Structured figure records:
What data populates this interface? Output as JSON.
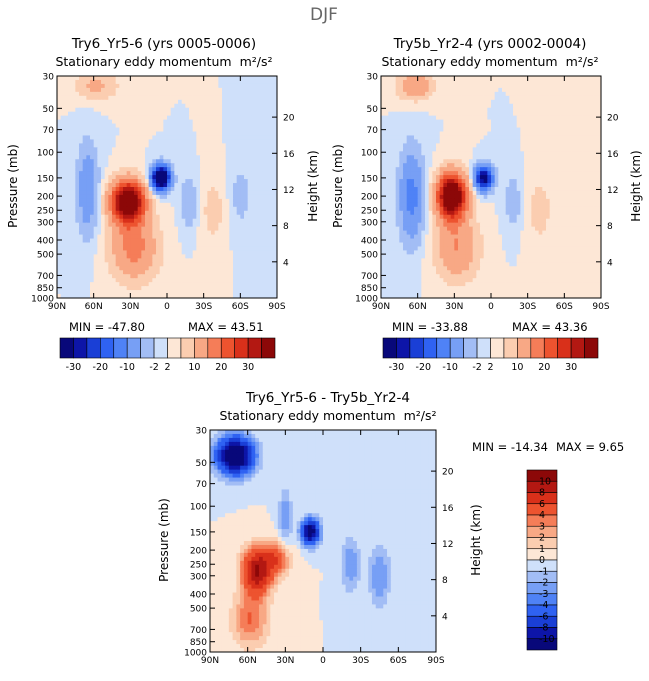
{
  "page_title": "DJF",
  "pressure_label": "Pressure (mb)",
  "height_label": "Height (km)",
  "units_suffix": "m²/s²",
  "pressure_ticks": [
    "30",
    "50",
    "70",
    "100",
    "150",
    "200",
    "250",
    "300",
    "400",
    "500",
    "700",
    "850",
    "1000"
  ],
  "height_ticks": [
    "20",
    "16",
    "12",
    "8",
    "4"
  ],
  "lat_ticks": [
    "90N",
    "60N",
    "30N",
    "0",
    "30S",
    "60S",
    "90S"
  ],
  "colors": {
    "negative_scale": [
      "#08087a",
      "#0d15a8",
      "#1a3fd6",
      "#2f62f2",
      "#4f82f6",
      "#779ff5",
      "#a2bdf5",
      "#cfe0fa"
    ],
    "positive_scale": [
      "#fde7d6",
      "#fbcdb0",
      "#f8a885",
      "#f57d58",
      "#ed532f",
      "#d9301a",
      "#b31812",
      "#8c0808"
    ],
    "background_field": "#d8e7fb"
  },
  "chart_data": [
    {
      "type": "heatmap",
      "title": "Try6_Yr5-6 (yrs 0005-0006)",
      "subtitle": "Stationary eddy momentum",
      "xlabel": "",
      "ylabel": "Pressure (mb)",
      "y2label": "Height (km)",
      "xlim": [
        90,
        -90
      ],
      "ylim": [
        1000,
        30
      ],
      "y2lim": [
        0,
        24
      ],
      "min_label": "MIN = -47.80",
      "max_label": "MAX =  43.51",
      "min": -47.8,
      "max": 43.51,
      "contour_levels": [
        -30,
        -25,
        -20,
        -15,
        -10,
        -5,
        -2,
        0,
        2,
        5,
        10,
        15,
        20,
        25,
        30
      ],
      "colorbar_labels": [
        "-30",
        "-20",
        "-10",
        "-2",
        "2",
        "10",
        "20",
        "30"
      ],
      "features": [
        {
          "lat": 32,
          "p": 220,
          "value": 43.5,
          "lat_width": 9,
          "logp_width": 0.22
        },
        {
          "lat": 27,
          "p": 450,
          "value": 12,
          "lat_width": 13,
          "logp_width": 0.35
        },
        {
          "lat": 5,
          "p": 150,
          "value": -47.8,
          "lat_width": 5,
          "logp_width": 0.13
        },
        {
          "lat": 65,
          "p": 180,
          "value": -9,
          "lat_width": 6,
          "logp_width": 0.5
        },
        {
          "lat": 58,
          "p": 35,
          "value": 6,
          "lat_width": 12,
          "logp_width": 0.15
        },
        {
          "lat": -18,
          "p": 220,
          "value": -5,
          "lat_width": 5,
          "logp_width": 0.3
        },
        {
          "lat": -38,
          "p": 250,
          "value": 3,
          "lat_width": 8,
          "logp_width": 0.4
        },
        {
          "lat": -60,
          "p": 200,
          "value": -3,
          "lat_width": 7,
          "logp_width": 0.4
        }
      ]
    },
    {
      "type": "heatmap",
      "title": "Try5b_Yr2-4 (yrs 0002-0004)",
      "subtitle": "Stationary eddy momentum",
      "xlabel": "",
      "ylabel": "Pressure (mb)",
      "y2label": "Height (km)",
      "xlim": [
        90,
        -90
      ],
      "ylim": [
        1000,
        30
      ],
      "y2lim": [
        0,
        24
      ],
      "min_label": "MIN = -33.88",
      "max_label": "MAX =  43.36",
      "min": -33.88,
      "max": 43.36,
      "contour_levels": [
        -30,
        -25,
        -20,
        -15,
        -10,
        -5,
        -2,
        0,
        2,
        5,
        10,
        15,
        20,
        25,
        30
      ],
      "colorbar_labels": [
        "-30",
        "-20",
        "-10",
        "-2",
        "2",
        "10",
        "20",
        "30"
      ],
      "features": [
        {
          "lat": 32,
          "p": 200,
          "value": 43.4,
          "lat_width": 8,
          "logp_width": 0.24
        },
        {
          "lat": 28,
          "p": 450,
          "value": 10,
          "lat_width": 12,
          "logp_width": 0.35
        },
        {
          "lat": 6,
          "p": 150,
          "value": -33.9,
          "lat_width": 5,
          "logp_width": 0.13
        },
        {
          "lat": 65,
          "p": 200,
          "value": -12,
          "lat_width": 7,
          "logp_width": 0.5
        },
        {
          "lat": 62,
          "p": 35,
          "value": 9,
          "lat_width": 10,
          "logp_width": 0.15
        },
        {
          "lat": -18,
          "p": 220,
          "value": -4,
          "lat_width": 5,
          "logp_width": 0.3
        },
        {
          "lat": -40,
          "p": 250,
          "value": 3,
          "lat_width": 8,
          "logp_width": 0.4
        }
      ]
    },
    {
      "type": "heatmap",
      "title": "Try6_Yr5-6 - Try5b_Yr2-4",
      "subtitle": "Stationary eddy momentum",
      "xlabel": "",
      "ylabel": "Pressure (mb)",
      "y2label": "Height (km)",
      "xlim": [
        90,
        -90
      ],
      "ylim": [
        1000,
        30
      ],
      "y2lim": [
        0,
        24
      ],
      "min_label": "MIN = -14.34",
      "max_label": "MAX =    9.65",
      "min": -14.34,
      "max": 9.65,
      "contour_levels": [
        -10,
        -8,
        -6,
        -4,
        -3,
        -2,
        -1,
        0,
        1,
        2,
        3,
        4,
        6,
        8,
        10
      ],
      "colorbar_labels": [
        "10",
        "8",
        "6",
        "4",
        "3",
        "2",
        "1",
        "0",
        "-1",
        "-2",
        "-3",
        "-4",
        "-6",
        "-8",
        "-10"
      ],
      "features": [
        {
          "lat": 70,
          "p": 45,
          "value": -14.3,
          "lat_width": 10,
          "logp_width": 0.2
        },
        {
          "lat": 10,
          "p": 150,
          "value": -12,
          "lat_width": 5,
          "logp_width": 0.14
        },
        {
          "lat": 53,
          "p": 280,
          "value": 9.6,
          "lat_width": 8,
          "logp_width": 0.25
        },
        {
          "lat": 38,
          "p": 230,
          "value": 5,
          "lat_width": 8,
          "logp_width": 0.2
        },
        {
          "lat": 58,
          "p": 600,
          "value": 4,
          "lat_width": 10,
          "logp_width": 0.3
        },
        {
          "lat": 30,
          "p": 120,
          "value": -3,
          "lat_width": 4,
          "logp_width": 0.3
        },
        {
          "lat": -22,
          "p": 250,
          "value": -3,
          "lat_width": 5,
          "logp_width": 0.3
        },
        {
          "lat": -45,
          "p": 300,
          "value": -3,
          "lat_width": 6,
          "logp_width": 0.35
        }
      ]
    }
  ]
}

GOAL: Every line is to be duplicated exactly, though pictures stay out.

SOLUTION TO THIS PROBLEM:
What data populates this interface? Output as JSON.
{
  "page_title": "DJF",
  "pressure_label": "Pressure (mb)",
  "height_label": "Height (km)",
  "units_suffix": "m²/s²",
  "pressure_ticks": [
    "30",
    "50",
    "70",
    "100",
    "150",
    "200",
    "250",
    "300",
    "400",
    "500",
    "700",
    "850",
    "1000"
  ],
  "height_ticks": [
    "20",
    "16",
    "12",
    "8",
    "4"
  ],
  "lat_ticks": [
    "90N",
    "60N",
    "30N",
    "0",
    "30S",
    "60S",
    "90S"
  ],
  "colors": {
    "negative_scale": [
      "#08087a",
      "#0d15a8",
      "#1a3fd6",
      "#2f62f2",
      "#4f82f6",
      "#779ff5",
      "#a2bdf5",
      "#cfe0fa"
    ],
    "positive_scale": [
      "#fde7d6",
      "#fbcdb0",
      "#f8a885",
      "#f57d58",
      "#ed532f",
      "#d9301a",
      "#b31812",
      "#8c0808"
    ],
    "background_field": "#d8e7fb"
  },
  "chart_data": [
    {
      "type": "heatmap",
      "title": "Try6_Yr5-6 (yrs 0005-0006)",
      "subtitle": "Stationary eddy momentum",
      "xlabel": "",
      "ylabel": "Pressure (mb)",
      "y2label": "Height (km)",
      "xlim": [
        90,
        -90
      ],
      "ylim": [
        1000,
        30
      ],
      "y2lim": [
        0,
        24
      ],
      "min_label": "MIN = -47.80",
      "max_label": "MAX =  43.51",
      "min": -47.8,
      "max": 43.51,
      "contour_levels": [
        -30,
        -25,
        -20,
        -15,
        -10,
        -5,
        -2,
        0,
        2,
        5,
        10,
        15,
        20,
        25,
        30
      ],
      "colorbar_labels": [
        "-30",
        "-20",
        "-10",
        "-2",
        "2",
        "10",
        "20",
        "30"
      ],
      "features": [
        {
          "lat": 32,
          "p": 220,
          "value": 43.5,
          "lat_width": 9,
          "logp_width": 0.22
        },
        {
          "lat": 27,
          "p": 450,
          "value": 12,
          "lat_width": 13,
          "logp_width": 0.35
        },
        {
          "lat": 5,
          "p": 150,
          "value": -47.8,
          "lat_width": 5,
          "logp_width": 0.13
        },
        {
          "lat": 65,
          "p": 180,
          "value": -9,
          "lat_width": 6,
          "logp_width": 0.5
        },
        {
          "lat": 58,
          "p": 35,
          "value": 6,
          "lat_width": 12,
          "logp_width": 0.15
        },
        {
          "lat": -18,
          "p": 220,
          "value": -5,
          "lat_width": 5,
          "logp_width": 0.3
        },
        {
          "lat": -38,
          "p": 250,
          "value": 3,
          "lat_width": 8,
          "logp_width": 0.4
        },
        {
          "lat": -60,
          "p": 200,
          "value": -3,
          "lat_width": 7,
          "logp_width": 0.4
        }
      ]
    },
    {
      "type": "heatmap",
      "title": "Try5b_Yr2-4 (yrs 0002-0004)",
      "subtitle": "Stationary eddy momentum",
      "xlabel": "",
      "ylabel": "Pressure (mb)",
      "y2label": "Height (km)",
      "xlim": [
        90,
        -90
      ],
      "ylim": [
        1000,
        30
      ],
      "y2lim": [
        0,
        24
      ],
      "min_label": "MIN = -33.88",
      "max_label": "MAX =  43.36",
      "min": -33.88,
      "max": 43.36,
      "contour_levels": [
        -30,
        -25,
        -20,
        -15,
        -10,
        -5,
        -2,
        0,
        2,
        5,
        10,
        15,
        20,
        25,
        30
      ],
      "colorbar_labels": [
        "-30",
        "-20",
        "-10",
        "-2",
        "2",
        "10",
        "20",
        "30"
      ],
      "features": [
        {
          "lat": 32,
          "p": 200,
          "value": 43.4,
          "lat_width": 8,
          "logp_width": 0.24
        },
        {
          "lat": 28,
          "p": 450,
          "value": 10,
          "lat_width": 12,
          "logp_width": 0.35
        },
        {
          "lat": 6,
          "p": 150,
          "value": -33.9,
          "lat_width": 5,
          "logp_width": 0.13
        },
        {
          "lat": 65,
          "p": 200,
          "value": -12,
          "lat_width": 7,
          "logp_width": 0.5
        },
        {
          "lat": 62,
          "p": 35,
          "value": 9,
          "lat_width": 10,
          "logp_width": 0.15
        },
        {
          "lat": -18,
          "p": 220,
          "value": -4,
          "lat_width": 5,
          "logp_width": 0.3
        },
        {
          "lat": -40,
          "p": 250,
          "value": 3,
          "lat_width": 8,
          "logp_width": 0.4
        }
      ]
    },
    {
      "type": "heatmap",
      "title": "Try6_Yr5-6 - Try5b_Yr2-4",
      "subtitle": "Stationary eddy momentum",
      "xlabel": "",
      "ylabel": "Pressure (mb)",
      "y2label": "Height (km)",
      "xlim": [
        90,
        -90
      ],
      "ylim": [
        1000,
        30
      ],
      "y2lim": [
        0,
        24
      ],
      "min_label": "MIN = -14.34",
      "max_label": "MAX =    9.65",
      "min": -14.34,
      "max": 9.65,
      "contour_levels": [
        -10,
        -8,
        -6,
        -4,
        -3,
        -2,
        -1,
        0,
        1,
        2,
        3,
        4,
        6,
        8,
        10
      ],
      "colorbar_labels": [
        "10",
        "8",
        "6",
        "4",
        "3",
        "2",
        "1",
        "0",
        "-1",
        "-2",
        "-3",
        "-4",
        "-6",
        "-8",
        "-10"
      ],
      "features": [
        {
          "lat": 70,
          "p": 45,
          "value": -14.3,
          "lat_width": 10,
          "logp_width": 0.2
        },
        {
          "lat": 10,
          "p": 150,
          "value": -12,
          "lat_width": 5,
          "logp_width": 0.14
        },
        {
          "lat": 53,
          "p": 280,
          "value": 9.6,
          "lat_width": 8,
          "logp_width": 0.25
        },
        {
          "lat": 38,
          "p": 230,
          "value": 5,
          "lat_width": 8,
          "logp_width": 0.2
        },
        {
          "lat": 58,
          "p": 600,
          "value": 4,
          "lat_width": 10,
          "logp_width": 0.3
        },
        {
          "lat": 30,
          "p": 120,
          "value": -3,
          "lat_width": 4,
          "logp_width": 0.3
        },
        {
          "lat": -22,
          "p": 250,
          "value": -3,
          "lat_width": 5,
          "logp_width": 0.3
        },
        {
          "lat": -45,
          "p": 300,
          "value": -3,
          "lat_width": 6,
          "logp_width": 0.35
        }
      ]
    }
  ]
}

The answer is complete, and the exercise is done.